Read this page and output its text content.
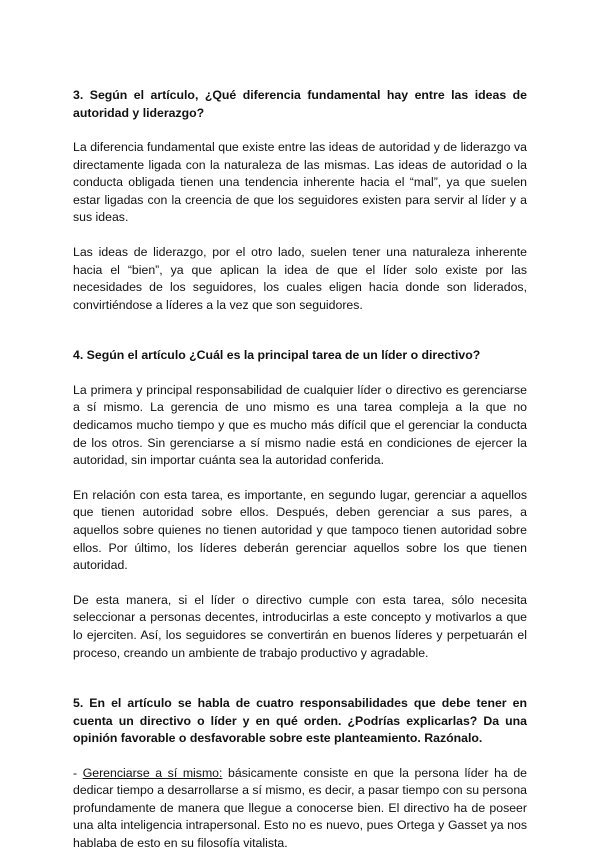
3. Según el artículo, ¿Qué diferencia fundamental hay entre las ideas de autoridad y liderazgo?

La diferencia fundamental que existe entre las ideas de autoridad y de liderazgo va directamente ligada con la naturaleza de las mismas. Las ideas de autoridad o la conducta obligada tienen una tendencia inherente hacia el “mal”, ya que suelen estar ligadas con la creencia de que los seguidores existen para servir al líder y a sus ideas.

Las ideas de liderazgo, por el otro lado, suelen tener una naturaleza inherente hacia el “bien”, ya que aplican la idea de que el líder solo existe por las necesidades de los seguidores, los cuales eligen hacia donde son liderados, convirtiéndose a líderes a la vez que son seguidores.

4. Según el artículo ¿Cuál es la principal tarea de un líder o directivo?

La primera y principal responsabilidad de cualquier líder o directivo es gerenciarse a sí mismo. La gerencia de uno mismo es una tarea compleja a la que no dedicamos mucho tiempo y que es mucho más difícil que el gerenciar la conducta de los otros. Sin gerenciarse a sí mismo nadie está en condiciones de ejercer la autoridad, sin importar cuánta sea la autoridad conferida.

En relación con esta tarea, es importante, en segundo lugar, gerenciar a aquellos que tienen autoridad sobre ellos. Después, deben gerenciar a sus pares, a aquellos sobre quienes no tienen autoridad y que tampoco tienen autoridad sobre ellos. Por último, los líderes deberán gerenciar aquellos sobre los que tienen autoridad.

De esta manera, si el líder o directivo cumple con esta tarea, sólo necesita seleccionar a personas decentes, introducirlas a este concepto y motivarlos a que lo ejerciten. Así, los seguidores se convertirán en buenos líderes y perpetuarán el proceso, creando un ambiente de trabajo productivo y agradable.

5. En el artículo se habla de cuatro responsabilidades que debe tener en cuenta un directivo o líder y en qué orden. ¿Podrías explicarlas? Da una opinión favorable o desfavorable sobre este planteamiento. Razónalo.

- Gerenciarse a sí mismo: básicamente consiste en que la persona líder ha de dedicar tiempo a desarrollarse a sí mismo, es decir, a pasar tiempo con su persona profundamente de manera que llegue a conocerse bien. El directivo ha de poseer una alta inteligencia intrapersonal. Esto no es nuevo, pues Ortega y Gasset ya nos hablaba de esto en su filosofía vitalista.
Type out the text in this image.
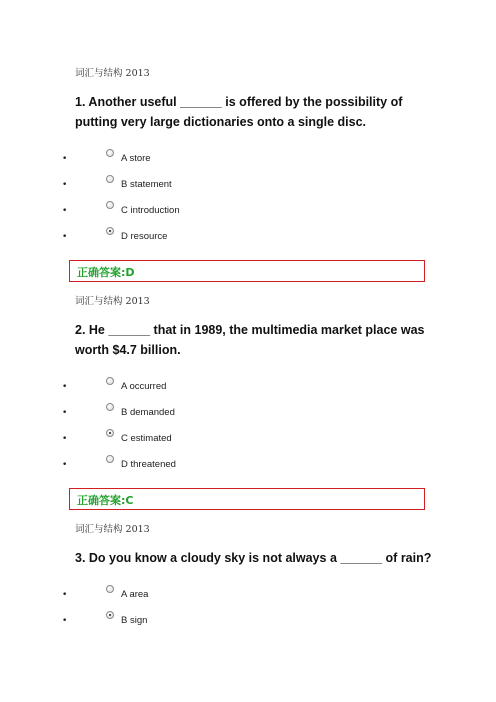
词汇与结构 2013
1. Another useful ______ is offered by the possibility of putting very large dictionaries onto a single disc.
•	A store
•	B statement
•	C introduction
•	D resource
正确答案:D
词汇与结构 2013
2. He ______ that in 1989, the multimedia market place was worth $4.7 billion.
•	A occurred
•	B demanded
•	C estimated
•	D threatened
正确答案:C
词汇与结构 2013
3. Do you know a cloudy sky is not always a ______ of rain?
•	A area
•	B sign
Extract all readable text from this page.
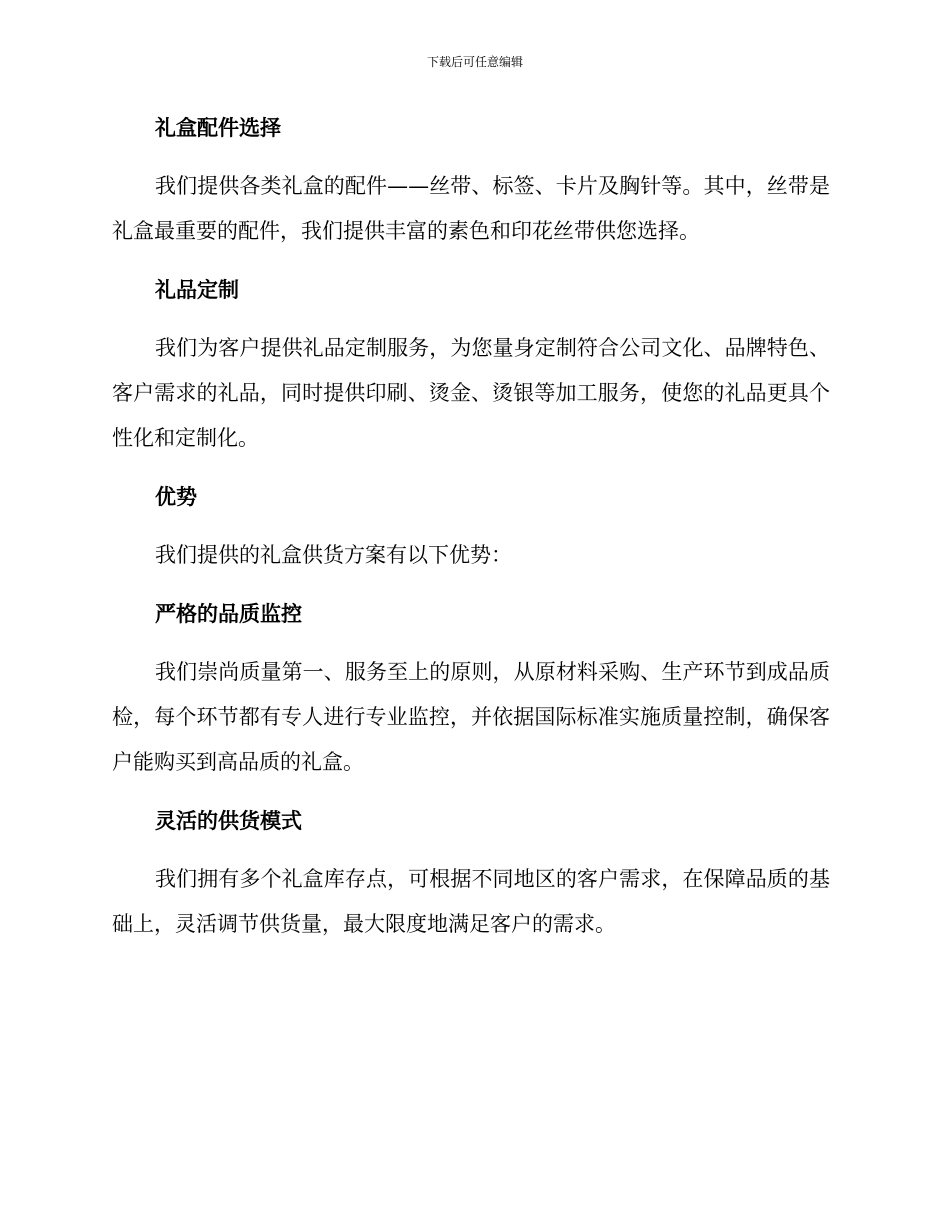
下载后可任意编辑
礼盒配件选择

我们提供各类礼盒的配件——丝带、标签、卡片及胸针等。其中，丝带是礼盒最重要的配件，我们提供丰富的素色和印花丝带供您选择。

礼品定制

我们为客户提供礼品定制服务，为您量身定制符合公司文化、品牌特色、客户需求的礼品，同时提供印刷、烫金、烫银等加工服务，使您的礼品更具个性化和定制化。

优势

我们提供的礼盒供货方案有以下优势：

严格的品质监控

我们崇尚质量第一、服务至上的原则，从原材料采购、生产环节到成品质检，每个环节都有专人进行专业监控，并依据国际标准实施质量控制，确保客户能购买到高品质的礼盒。

灵活的供货模式

我们拥有多个礼盒库存点，可根据不同地区的客户需求，在保障品质的基础上，灵活调节供货量，最大限度地满足客户的需求。
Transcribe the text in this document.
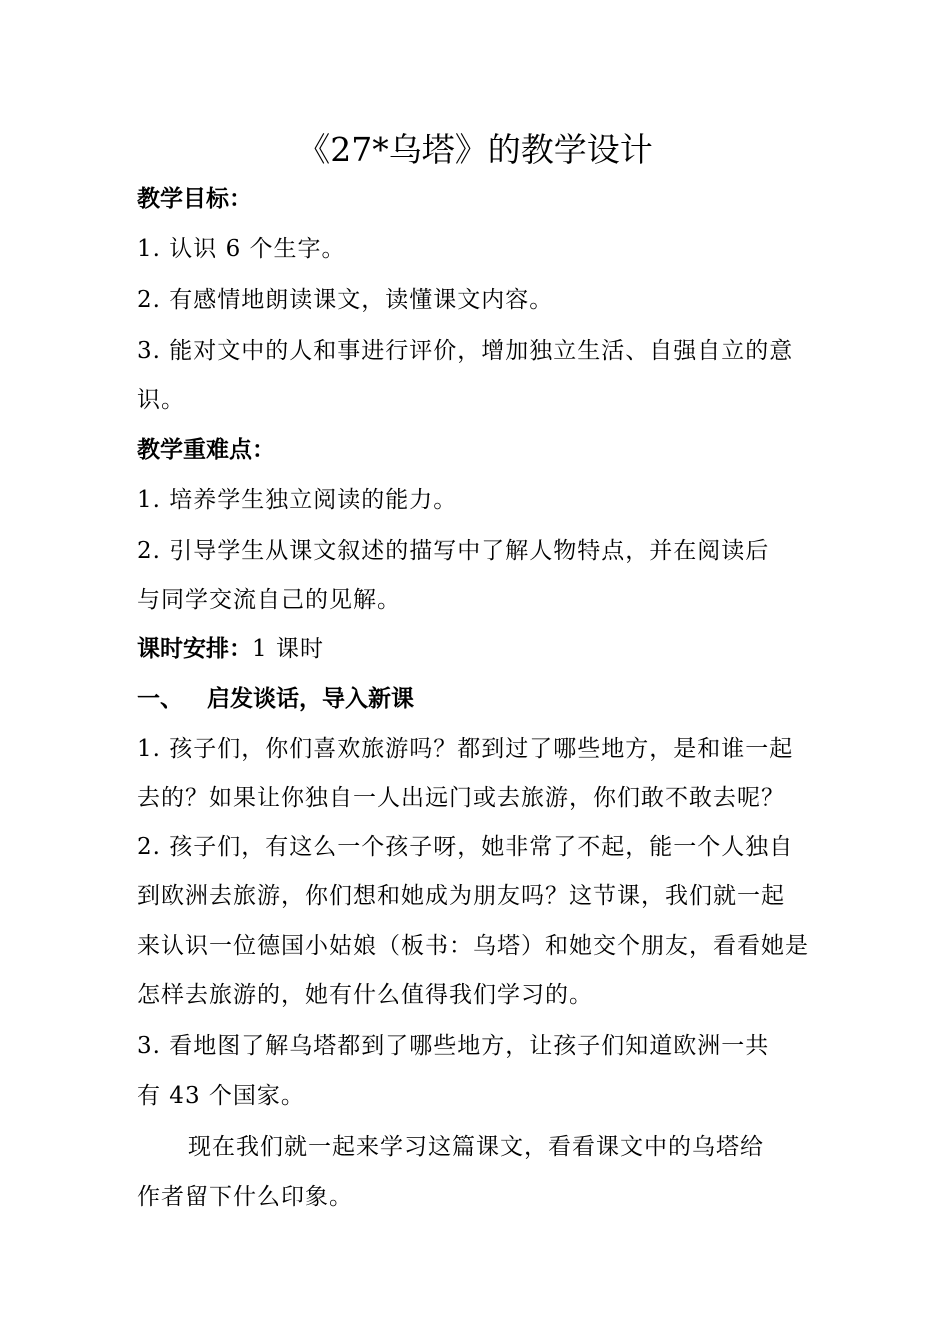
《27*乌塔》的教学设计
教学目标：
1. 认识 6 个生字。
2. 有感情地朗读课文，读懂课文内容。
3. 能对文中的人和事进行评价，增加独立生活、自强自立的意
识。
教学重难点：
1. 培养学生独立阅读的能力。
2. 引导学生从课文叙述的描写中了解人物特点，并在阅读后
与同学交流自己的见解。
课时安排：1 课时
一、   启发谈话，导入新课
1. 孩子们，你们喜欢旅游吗？都到过了哪些地方，是和谁一起
去的？如果让你独自一人出远门或去旅游，你们敢不敢去呢？
2. 孩子们，有这么一个孩子呀，她非常了不起，能一个人独自
到欧洲去旅游，你们想和她成为朋友吗？这节课，我们就一起
来认识一位德国小姑娘（板书：乌塔）和她交个朋友，看看她是
怎样去旅游的，她有什么值得我们学习的。
3. 看地图了解乌塔都到了哪些地方，让孩子们知道欧洲一共
有 43 个国家。
现在我们就一起来学习这篇课文，看看课文中的乌塔给
作者留下什么印象。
------------------------------------------------------------------------
[Exercise]: Produce an exact copy of only those lines that run from the line with "Type out the text in this image." to the final line of the records, including both; exclude images.

[Written response]:
Type out the text in this image.
词汇与结构 2013
1. Another useful ______ is offered by the possibility of putting very large dictionaries onto a single disc.
•	A store
•	B statement
•	C introduction
•	D resource
正确答案:D
词汇与结构 2013
2. He ______ that in 1989, the multimedia market place was worth $4.7 billion.
•	A occurred
•	B demanded
•	C estimated
•	D threatened
正确答案:C
词汇与结构 2013
3. Do you know a cloudy sky is not always a ______ of rain?
•	A area
•	B sign
Extract all readable text from this page.
下载后可任意编辑
礼盒配件选择

我们提供各类礼盒的配件——丝带、标签、卡片及胸针等。其中，丝带是礼盒最重要的配件，我们提供丰富的素色和印花丝带供您选择。

礼品定制

我们为客户提供礼品定制服务，为您量身定制符合公司文化、品牌特色、客户需求的礼品，同时提供印刷、烫金、烫银等加工服务，使您的礼品更具个性化和定制化。

优势

我们提供的礼盒供货方案有以下优势：

严格的品质监控

我们崇尚质量第一、服务至上的原则，从原材料采购、生产环节到成品质检，每个环节都有专人进行专业监控，并依据国际标准实施质量控制，确保客户能购买到高品质的礼盒。

灵活的供货模式

我们拥有多个礼盒库存点，可根据不同地区的客户需求，在保障品质的基础上，灵活调节供货量，最大限度地满足客户的需求。
Transcribe the text in this document.
《27*乌塔》的教学设计
教学目标：
1. 认识 6 个生字。
2. 有感情地朗读课文，读懂课文内容。
3. 能对文中的人和事进行评价，增加独立生活、自强自立的意
识。
教学重难点：
1. 培养学生独立阅读的能力。
2. 引导学生从课文叙述的描写中了解人物特点，并在阅读后
与同学交流自己的见解。
课时安排：1 课时
一、   启发谈话，导入新课
1. 孩子们，你们喜欢旅游吗？都到过了哪些地方，是和谁一起
去的？如果让你独自一人出远门或去旅游，你们敢不敢去呢？
2. 孩子们，有这么一个孩子呀，她非常了不起，能一个人独自
到欧洲去旅游，你们想和她成为朋友吗？这节课，我们就一起
来认识一位德国小姑娘（板书：乌塔）和她交个朋友，看看她是
怎样去旅游的，她有什么值得我们学习的。
3. 看地图了解乌塔都到了哪些地方，让孩子们知道欧洲一共
有 43 个国家。
现在我们就一起来学习这篇课文，看看课文中的乌塔给
作者留下什么印象。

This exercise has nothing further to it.